> **Source text**:
╭──

You worked at Big Tech. We get it. A Rant About the People Who Can’t Shut Up About Their Big Tech Past

I once met a guy at a conference who mentioned that he’d worked at Apple before he even told me his name.
We were standing in line for coffee. I said, “Hey, how’s it going?”
He said, “Well, when I was at Apple…”
Sir. They haven’t even asked you what milk you want in your latte. Why are we already at Cupertino?
This isn’t rare. There’s an entire species of former Big Tech employees who simply cannot participate in a conversation without name-dropping their ex. They’re like the guy who brings up his college girlfriend on every first date. "We used to be so aligned, you know? She just got me."
Except in this case, the girlfriend is Meta. And you're now working at a fintech startup with a broken Notion doc and no dedicated researcher headcount.

╰──

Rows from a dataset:

╭──

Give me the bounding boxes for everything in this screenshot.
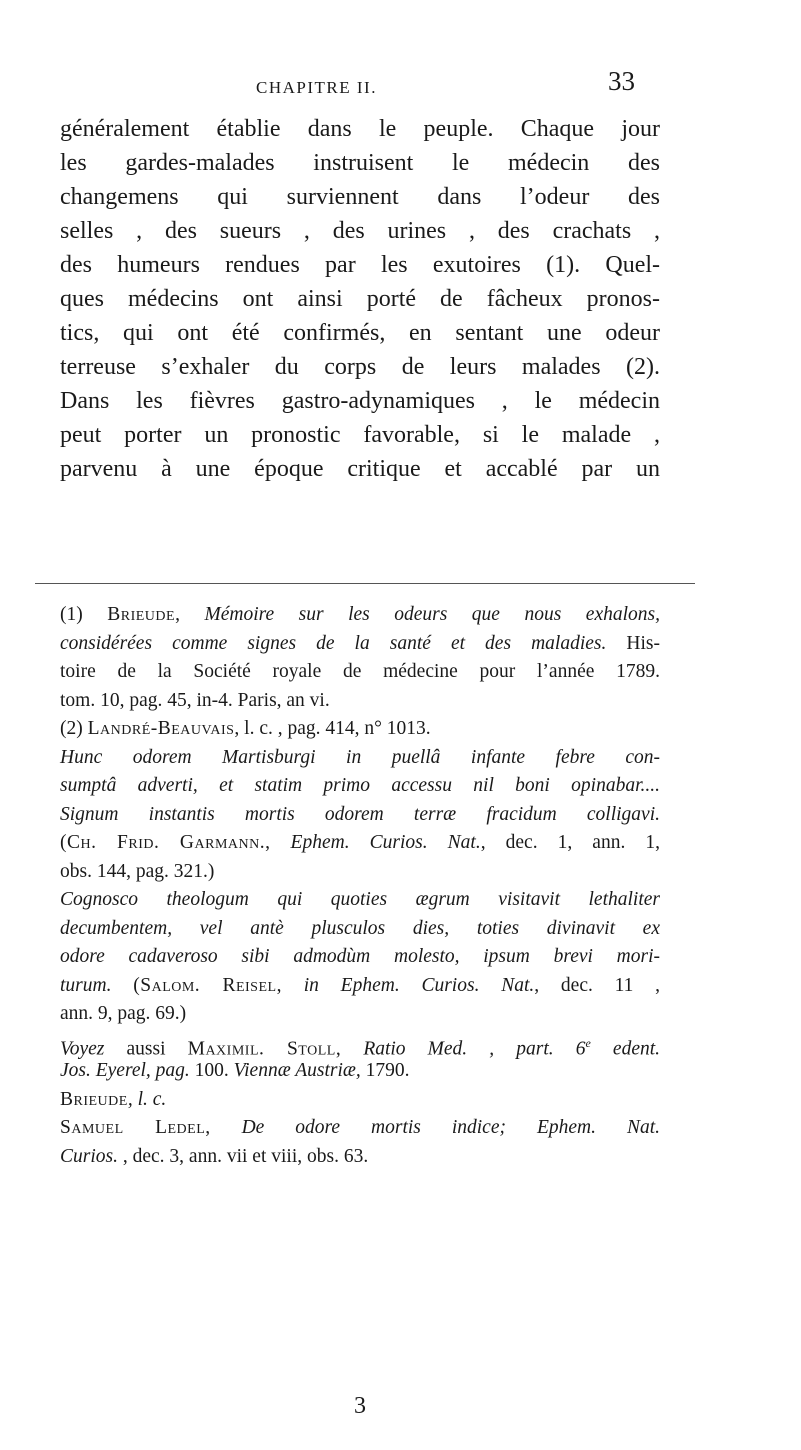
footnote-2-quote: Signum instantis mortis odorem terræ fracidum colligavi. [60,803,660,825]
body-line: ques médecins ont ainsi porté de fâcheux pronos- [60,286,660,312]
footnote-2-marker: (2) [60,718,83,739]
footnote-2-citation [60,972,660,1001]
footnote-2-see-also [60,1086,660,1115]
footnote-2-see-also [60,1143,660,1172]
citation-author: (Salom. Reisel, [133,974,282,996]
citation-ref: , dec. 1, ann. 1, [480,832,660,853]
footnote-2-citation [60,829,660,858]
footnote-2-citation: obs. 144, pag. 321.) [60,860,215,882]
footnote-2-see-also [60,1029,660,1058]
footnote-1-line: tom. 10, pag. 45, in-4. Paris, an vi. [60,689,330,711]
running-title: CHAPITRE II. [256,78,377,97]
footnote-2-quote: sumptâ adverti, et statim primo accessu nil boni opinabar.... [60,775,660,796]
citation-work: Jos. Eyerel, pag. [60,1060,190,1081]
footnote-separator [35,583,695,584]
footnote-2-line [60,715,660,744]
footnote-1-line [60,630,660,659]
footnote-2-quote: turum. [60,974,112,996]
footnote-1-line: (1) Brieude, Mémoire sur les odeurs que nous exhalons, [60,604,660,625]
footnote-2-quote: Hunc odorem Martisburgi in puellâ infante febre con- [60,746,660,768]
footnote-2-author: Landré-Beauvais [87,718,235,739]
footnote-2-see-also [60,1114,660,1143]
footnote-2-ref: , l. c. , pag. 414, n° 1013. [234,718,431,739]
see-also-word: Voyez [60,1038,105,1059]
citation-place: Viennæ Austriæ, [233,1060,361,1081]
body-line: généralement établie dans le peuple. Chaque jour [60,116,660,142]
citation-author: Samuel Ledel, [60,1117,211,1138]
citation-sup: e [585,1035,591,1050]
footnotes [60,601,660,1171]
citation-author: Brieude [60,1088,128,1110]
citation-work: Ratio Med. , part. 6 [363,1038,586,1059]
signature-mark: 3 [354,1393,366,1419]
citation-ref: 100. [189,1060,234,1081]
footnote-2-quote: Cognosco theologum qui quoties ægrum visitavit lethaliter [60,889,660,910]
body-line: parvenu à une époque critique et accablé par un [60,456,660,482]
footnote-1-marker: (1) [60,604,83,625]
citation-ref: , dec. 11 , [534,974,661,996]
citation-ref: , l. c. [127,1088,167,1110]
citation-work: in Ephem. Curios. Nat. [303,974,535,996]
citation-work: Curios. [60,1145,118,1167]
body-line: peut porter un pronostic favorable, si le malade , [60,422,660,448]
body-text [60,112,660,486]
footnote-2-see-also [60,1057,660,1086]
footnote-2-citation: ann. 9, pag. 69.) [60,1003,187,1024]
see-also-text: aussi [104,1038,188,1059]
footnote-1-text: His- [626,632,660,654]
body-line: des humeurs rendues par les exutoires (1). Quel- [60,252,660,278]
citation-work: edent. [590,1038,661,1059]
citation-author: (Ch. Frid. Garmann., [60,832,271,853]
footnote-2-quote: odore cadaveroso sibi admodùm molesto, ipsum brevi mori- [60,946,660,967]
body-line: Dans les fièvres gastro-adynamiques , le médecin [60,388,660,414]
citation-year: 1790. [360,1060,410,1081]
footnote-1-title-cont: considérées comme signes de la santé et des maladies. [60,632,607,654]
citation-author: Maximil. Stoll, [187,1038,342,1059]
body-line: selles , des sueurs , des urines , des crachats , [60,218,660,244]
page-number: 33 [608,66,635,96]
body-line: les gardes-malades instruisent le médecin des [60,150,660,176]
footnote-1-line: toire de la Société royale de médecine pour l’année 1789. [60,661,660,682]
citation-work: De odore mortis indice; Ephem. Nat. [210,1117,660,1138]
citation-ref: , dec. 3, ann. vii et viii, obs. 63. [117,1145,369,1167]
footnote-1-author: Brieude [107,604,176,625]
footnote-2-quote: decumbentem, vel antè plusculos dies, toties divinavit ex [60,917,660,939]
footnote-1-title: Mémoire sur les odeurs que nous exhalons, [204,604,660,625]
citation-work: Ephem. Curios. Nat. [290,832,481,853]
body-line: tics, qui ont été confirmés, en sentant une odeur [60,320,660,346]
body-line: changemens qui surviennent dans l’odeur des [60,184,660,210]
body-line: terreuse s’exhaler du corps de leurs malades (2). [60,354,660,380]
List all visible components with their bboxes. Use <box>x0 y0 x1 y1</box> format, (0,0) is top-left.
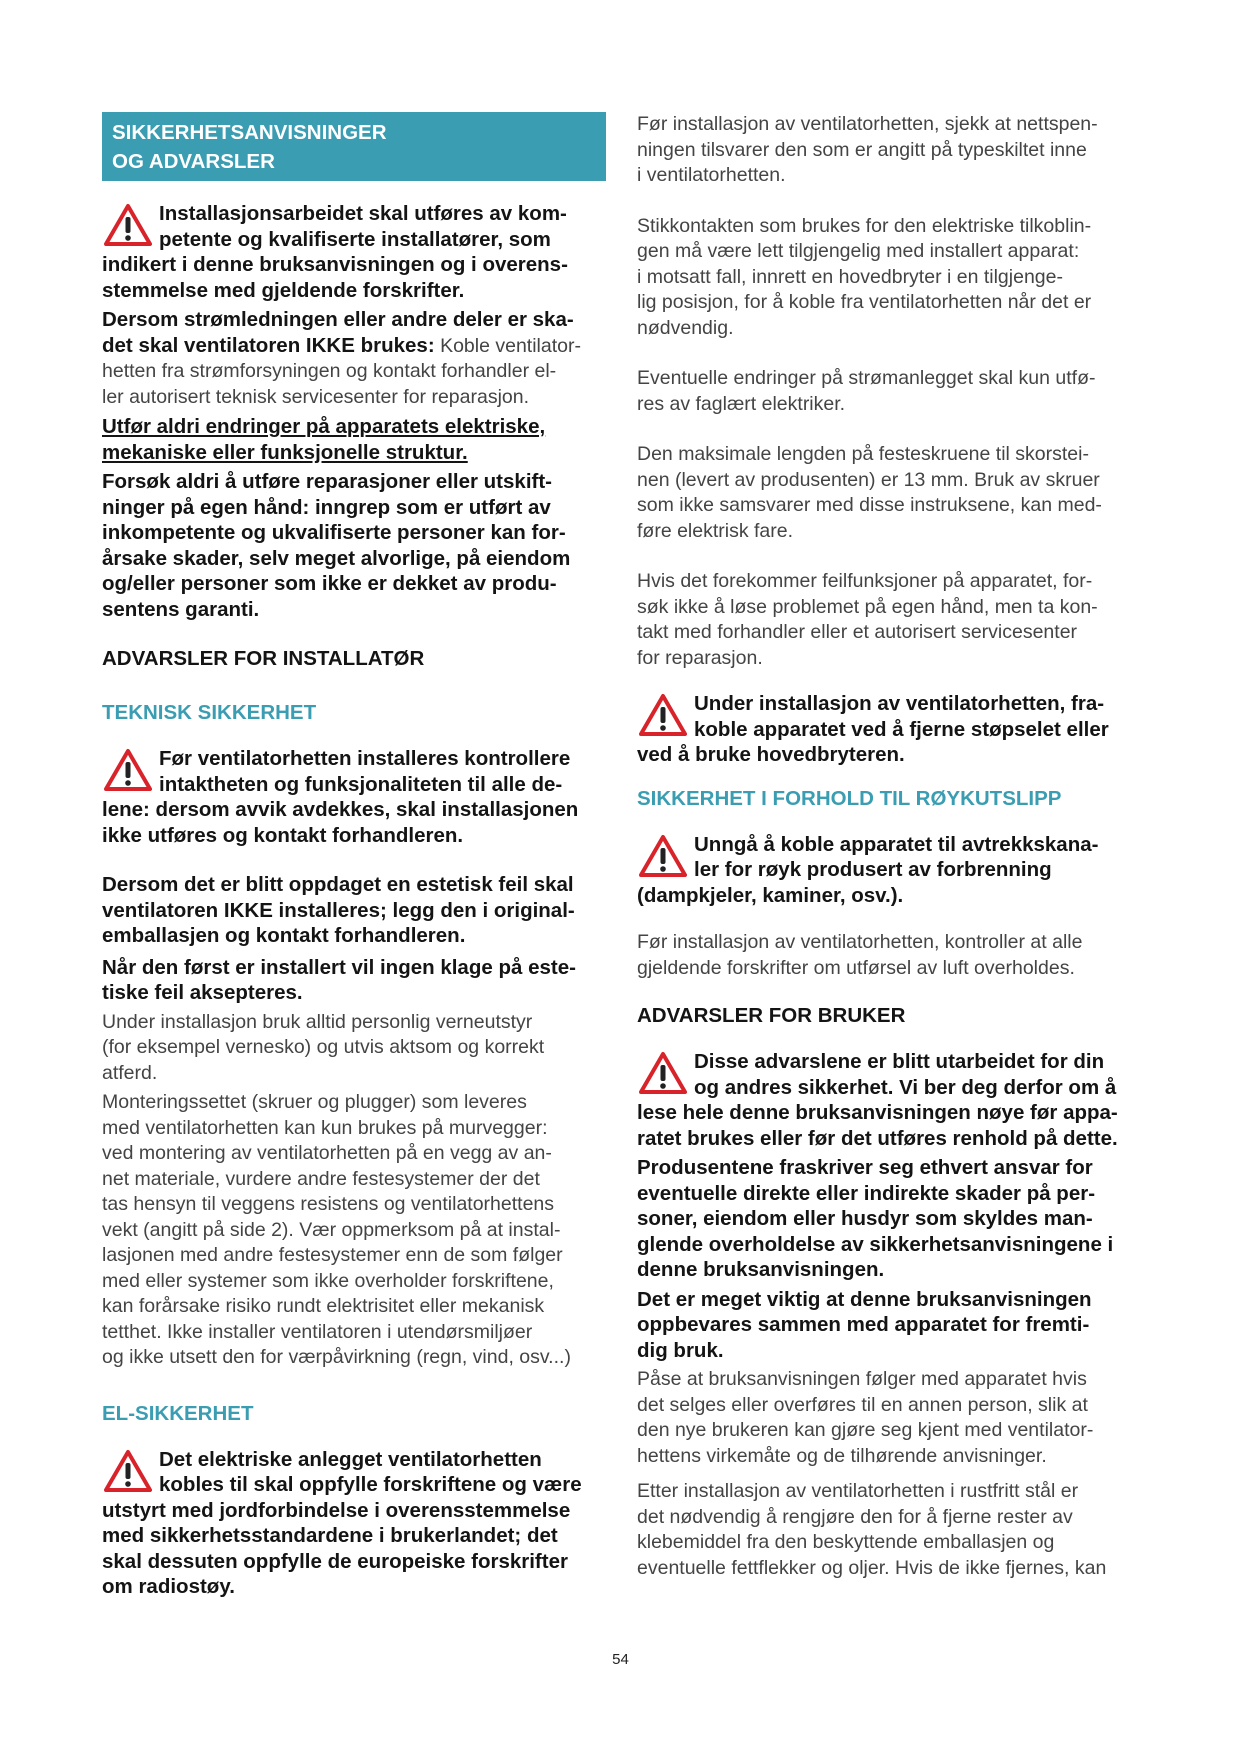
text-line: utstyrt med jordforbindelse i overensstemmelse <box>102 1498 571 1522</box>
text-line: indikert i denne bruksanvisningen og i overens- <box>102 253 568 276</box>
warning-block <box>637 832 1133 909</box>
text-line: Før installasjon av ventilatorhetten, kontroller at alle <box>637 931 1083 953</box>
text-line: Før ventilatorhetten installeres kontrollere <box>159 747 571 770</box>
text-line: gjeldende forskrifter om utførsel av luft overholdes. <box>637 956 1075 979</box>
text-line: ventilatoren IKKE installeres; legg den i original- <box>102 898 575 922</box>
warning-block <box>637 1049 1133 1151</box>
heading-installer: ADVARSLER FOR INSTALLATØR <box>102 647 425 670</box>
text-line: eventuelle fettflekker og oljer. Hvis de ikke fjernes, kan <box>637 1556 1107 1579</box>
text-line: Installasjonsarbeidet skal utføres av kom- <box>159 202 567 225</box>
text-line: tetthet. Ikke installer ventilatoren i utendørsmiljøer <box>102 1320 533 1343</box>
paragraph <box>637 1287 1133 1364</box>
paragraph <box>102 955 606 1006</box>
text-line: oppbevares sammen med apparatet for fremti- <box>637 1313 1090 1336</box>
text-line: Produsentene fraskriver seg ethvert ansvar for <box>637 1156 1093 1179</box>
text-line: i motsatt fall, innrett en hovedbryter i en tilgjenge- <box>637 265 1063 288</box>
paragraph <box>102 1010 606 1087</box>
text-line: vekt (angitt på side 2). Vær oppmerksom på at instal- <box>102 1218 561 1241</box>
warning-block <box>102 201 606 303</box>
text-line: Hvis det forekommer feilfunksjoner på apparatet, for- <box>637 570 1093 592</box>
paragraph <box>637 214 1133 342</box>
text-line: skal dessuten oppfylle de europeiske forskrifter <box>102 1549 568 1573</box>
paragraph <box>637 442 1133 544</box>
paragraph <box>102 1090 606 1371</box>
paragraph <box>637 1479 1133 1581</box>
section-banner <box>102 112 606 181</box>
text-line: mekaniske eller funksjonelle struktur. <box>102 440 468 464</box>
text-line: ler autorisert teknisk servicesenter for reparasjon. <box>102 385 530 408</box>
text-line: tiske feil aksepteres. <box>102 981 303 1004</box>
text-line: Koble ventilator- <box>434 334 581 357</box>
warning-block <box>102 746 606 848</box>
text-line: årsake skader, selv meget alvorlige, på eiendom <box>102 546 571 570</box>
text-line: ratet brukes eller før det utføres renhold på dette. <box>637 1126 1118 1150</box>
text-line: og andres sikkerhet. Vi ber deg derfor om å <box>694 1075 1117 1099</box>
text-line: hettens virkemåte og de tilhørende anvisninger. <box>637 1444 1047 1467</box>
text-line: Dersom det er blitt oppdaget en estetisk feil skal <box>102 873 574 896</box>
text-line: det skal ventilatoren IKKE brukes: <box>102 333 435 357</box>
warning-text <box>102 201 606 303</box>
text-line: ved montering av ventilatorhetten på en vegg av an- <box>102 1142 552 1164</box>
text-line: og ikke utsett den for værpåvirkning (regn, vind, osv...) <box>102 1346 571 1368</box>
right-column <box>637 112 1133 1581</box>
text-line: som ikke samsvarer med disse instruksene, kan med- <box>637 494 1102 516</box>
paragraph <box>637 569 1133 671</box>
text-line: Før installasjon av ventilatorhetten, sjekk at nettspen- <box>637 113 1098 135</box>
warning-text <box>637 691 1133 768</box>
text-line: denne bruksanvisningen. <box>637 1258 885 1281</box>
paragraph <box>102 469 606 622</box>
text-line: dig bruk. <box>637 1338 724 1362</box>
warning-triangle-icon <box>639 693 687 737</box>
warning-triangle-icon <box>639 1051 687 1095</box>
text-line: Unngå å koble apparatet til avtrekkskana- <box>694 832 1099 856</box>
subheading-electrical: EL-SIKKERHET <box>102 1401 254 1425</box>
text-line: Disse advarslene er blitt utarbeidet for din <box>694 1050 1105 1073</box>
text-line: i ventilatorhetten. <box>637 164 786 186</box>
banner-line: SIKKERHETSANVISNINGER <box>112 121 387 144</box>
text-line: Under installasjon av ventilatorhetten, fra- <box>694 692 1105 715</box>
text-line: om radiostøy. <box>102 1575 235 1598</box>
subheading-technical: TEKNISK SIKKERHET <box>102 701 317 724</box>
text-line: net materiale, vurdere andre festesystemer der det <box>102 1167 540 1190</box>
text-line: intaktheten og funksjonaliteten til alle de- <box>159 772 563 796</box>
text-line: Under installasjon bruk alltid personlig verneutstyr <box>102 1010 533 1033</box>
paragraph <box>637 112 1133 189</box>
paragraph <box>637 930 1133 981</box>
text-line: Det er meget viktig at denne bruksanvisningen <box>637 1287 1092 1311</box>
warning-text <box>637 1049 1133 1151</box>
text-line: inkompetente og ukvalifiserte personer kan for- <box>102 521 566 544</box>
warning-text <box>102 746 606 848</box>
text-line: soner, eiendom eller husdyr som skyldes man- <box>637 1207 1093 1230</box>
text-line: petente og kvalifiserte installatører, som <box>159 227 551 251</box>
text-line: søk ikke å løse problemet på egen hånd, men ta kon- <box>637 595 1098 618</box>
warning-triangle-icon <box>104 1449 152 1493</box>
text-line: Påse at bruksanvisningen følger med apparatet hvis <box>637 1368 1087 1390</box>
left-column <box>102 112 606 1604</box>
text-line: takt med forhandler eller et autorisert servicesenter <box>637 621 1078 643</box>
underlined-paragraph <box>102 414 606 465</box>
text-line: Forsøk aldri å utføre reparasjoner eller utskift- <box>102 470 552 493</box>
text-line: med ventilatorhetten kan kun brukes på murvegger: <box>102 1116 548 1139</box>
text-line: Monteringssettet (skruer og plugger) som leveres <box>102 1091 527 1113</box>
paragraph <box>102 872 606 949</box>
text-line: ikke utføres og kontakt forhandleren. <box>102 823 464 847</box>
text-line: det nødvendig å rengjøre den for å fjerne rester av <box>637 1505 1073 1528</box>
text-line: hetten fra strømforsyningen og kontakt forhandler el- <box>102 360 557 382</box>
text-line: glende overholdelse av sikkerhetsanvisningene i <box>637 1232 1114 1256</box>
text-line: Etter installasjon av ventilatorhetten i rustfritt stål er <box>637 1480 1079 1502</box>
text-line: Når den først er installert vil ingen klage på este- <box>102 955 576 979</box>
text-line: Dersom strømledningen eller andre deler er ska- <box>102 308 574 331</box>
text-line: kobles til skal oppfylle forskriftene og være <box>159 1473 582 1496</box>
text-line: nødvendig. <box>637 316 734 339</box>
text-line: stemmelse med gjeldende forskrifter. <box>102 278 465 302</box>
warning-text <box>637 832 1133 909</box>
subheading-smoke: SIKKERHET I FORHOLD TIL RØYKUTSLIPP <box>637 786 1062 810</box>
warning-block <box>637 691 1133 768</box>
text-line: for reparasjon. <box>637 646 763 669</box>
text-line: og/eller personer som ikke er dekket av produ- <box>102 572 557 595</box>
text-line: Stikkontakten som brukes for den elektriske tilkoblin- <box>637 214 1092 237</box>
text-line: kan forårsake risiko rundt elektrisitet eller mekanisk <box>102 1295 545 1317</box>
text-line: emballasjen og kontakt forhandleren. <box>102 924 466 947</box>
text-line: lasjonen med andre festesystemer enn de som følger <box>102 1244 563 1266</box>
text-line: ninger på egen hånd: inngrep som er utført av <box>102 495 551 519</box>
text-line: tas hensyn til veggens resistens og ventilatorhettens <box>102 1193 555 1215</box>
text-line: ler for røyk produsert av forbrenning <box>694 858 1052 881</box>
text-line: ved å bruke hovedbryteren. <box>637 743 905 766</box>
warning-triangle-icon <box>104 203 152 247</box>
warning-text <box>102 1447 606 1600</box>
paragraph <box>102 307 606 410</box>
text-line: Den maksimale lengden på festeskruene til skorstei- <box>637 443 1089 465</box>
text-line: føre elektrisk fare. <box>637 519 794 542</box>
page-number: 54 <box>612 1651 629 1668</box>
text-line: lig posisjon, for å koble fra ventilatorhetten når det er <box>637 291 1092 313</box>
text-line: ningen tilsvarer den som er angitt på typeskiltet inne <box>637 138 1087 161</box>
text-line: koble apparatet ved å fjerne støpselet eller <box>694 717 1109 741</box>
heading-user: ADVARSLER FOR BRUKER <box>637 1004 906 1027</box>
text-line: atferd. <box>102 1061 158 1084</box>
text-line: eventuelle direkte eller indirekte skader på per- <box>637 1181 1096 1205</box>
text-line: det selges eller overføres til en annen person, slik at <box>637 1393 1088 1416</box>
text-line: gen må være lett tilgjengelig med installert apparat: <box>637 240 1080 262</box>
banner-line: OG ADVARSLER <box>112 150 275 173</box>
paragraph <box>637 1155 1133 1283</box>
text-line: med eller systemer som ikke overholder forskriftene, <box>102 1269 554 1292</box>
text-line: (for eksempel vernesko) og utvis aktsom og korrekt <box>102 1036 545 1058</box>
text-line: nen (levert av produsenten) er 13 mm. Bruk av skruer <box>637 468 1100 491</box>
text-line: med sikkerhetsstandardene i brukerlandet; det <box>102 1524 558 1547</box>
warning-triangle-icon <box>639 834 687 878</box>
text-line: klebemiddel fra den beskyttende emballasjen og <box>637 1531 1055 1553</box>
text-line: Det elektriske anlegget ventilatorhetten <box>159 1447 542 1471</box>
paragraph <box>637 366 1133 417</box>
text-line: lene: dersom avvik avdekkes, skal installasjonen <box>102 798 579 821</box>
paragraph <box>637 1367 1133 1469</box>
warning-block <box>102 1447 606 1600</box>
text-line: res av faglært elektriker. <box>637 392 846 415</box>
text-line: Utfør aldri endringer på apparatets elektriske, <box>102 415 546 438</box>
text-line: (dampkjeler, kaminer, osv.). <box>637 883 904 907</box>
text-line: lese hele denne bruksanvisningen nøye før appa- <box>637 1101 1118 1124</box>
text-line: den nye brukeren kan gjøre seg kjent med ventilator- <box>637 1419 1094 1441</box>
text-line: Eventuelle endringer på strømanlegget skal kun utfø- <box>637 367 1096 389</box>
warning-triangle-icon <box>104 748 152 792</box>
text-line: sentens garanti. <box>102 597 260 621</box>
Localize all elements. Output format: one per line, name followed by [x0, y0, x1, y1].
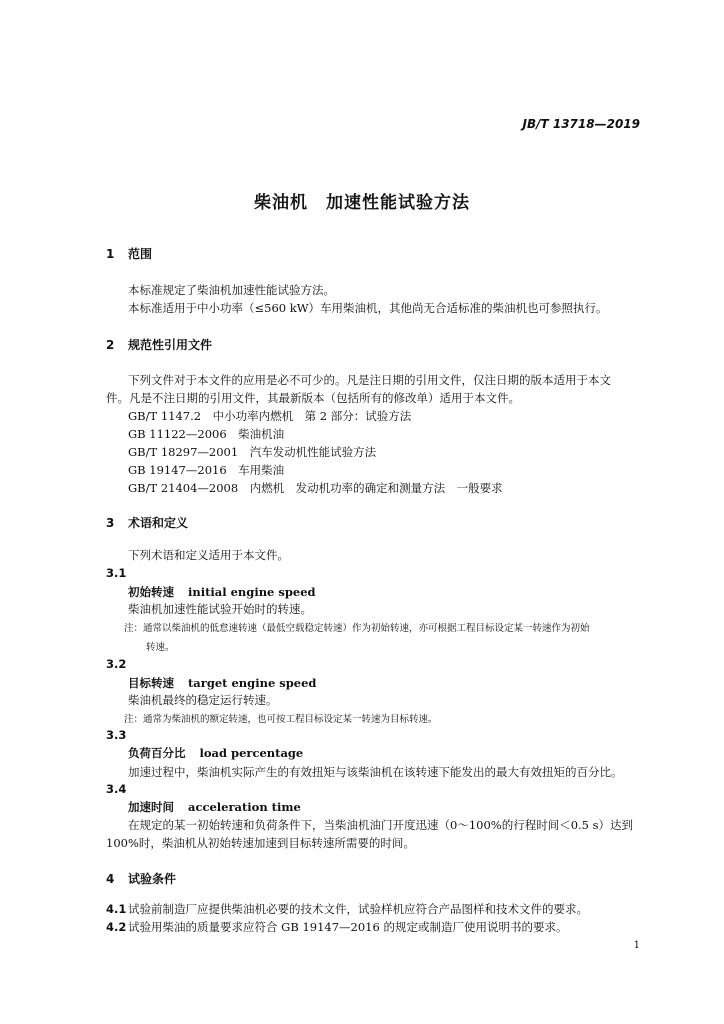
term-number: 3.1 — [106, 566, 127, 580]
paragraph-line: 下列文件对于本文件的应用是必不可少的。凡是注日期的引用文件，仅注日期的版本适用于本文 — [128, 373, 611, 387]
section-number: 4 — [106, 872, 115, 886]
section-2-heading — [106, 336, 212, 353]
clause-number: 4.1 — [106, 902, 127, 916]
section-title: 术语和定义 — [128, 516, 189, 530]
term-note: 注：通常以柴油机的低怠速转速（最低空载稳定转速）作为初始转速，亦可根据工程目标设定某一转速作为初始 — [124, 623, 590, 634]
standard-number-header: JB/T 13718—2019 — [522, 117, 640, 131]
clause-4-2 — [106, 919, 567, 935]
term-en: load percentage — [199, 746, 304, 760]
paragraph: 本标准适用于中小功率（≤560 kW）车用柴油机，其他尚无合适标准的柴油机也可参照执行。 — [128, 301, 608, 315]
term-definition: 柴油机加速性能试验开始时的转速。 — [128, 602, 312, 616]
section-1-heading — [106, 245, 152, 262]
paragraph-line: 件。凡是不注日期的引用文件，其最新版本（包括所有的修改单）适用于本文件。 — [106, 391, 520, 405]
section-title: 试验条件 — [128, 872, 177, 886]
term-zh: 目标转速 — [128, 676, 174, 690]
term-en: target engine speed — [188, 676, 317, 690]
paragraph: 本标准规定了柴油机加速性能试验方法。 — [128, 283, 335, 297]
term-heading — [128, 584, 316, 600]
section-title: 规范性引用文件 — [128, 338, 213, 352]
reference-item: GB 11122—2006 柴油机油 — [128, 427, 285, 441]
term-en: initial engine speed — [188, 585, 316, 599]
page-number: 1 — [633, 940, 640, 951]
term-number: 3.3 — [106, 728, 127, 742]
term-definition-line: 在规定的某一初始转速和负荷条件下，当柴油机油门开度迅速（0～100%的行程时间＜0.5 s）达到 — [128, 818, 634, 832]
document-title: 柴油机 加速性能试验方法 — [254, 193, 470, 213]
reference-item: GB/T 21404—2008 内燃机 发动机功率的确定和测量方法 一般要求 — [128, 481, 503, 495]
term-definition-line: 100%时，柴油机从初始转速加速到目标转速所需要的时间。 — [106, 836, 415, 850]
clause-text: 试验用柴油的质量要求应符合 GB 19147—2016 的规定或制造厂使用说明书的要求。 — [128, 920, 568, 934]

╰──

> **Exercise**: Write out the rant about former Big Tech employees from "You worked at" up to and including "dedicated researcher headcount.", and switch "Apple" to "Google" throughout. These rows have no connection to the rant above.

> **Task solution**:
You worked at Big Tech. We get it. A Rant About the People Who Can’t Shut Up About Their Big Tech Past

I once met a guy at a conference who mentioned that he’d worked at Google before he even told me his name.
We were standing in line for coffee. I said, “Hey, how’s it going?”
He said, “Well, when I was at Google…”
Sir. They haven’t even asked you what milk you want in your latte. Why are we already at Cupertino?
This isn’t rare. There’s an entire species of former Big Tech employees who simply cannot participate in a conversation without name-dropping their ex. They’re like the guy who brings up his college girlfriend on every first date. "We used to be so aligned, you know? She just got me."
Except in this case, the girlfriend is Meta. And you're now working at a fintech startup with a broken Notion doc and no dedicated researcher headcount.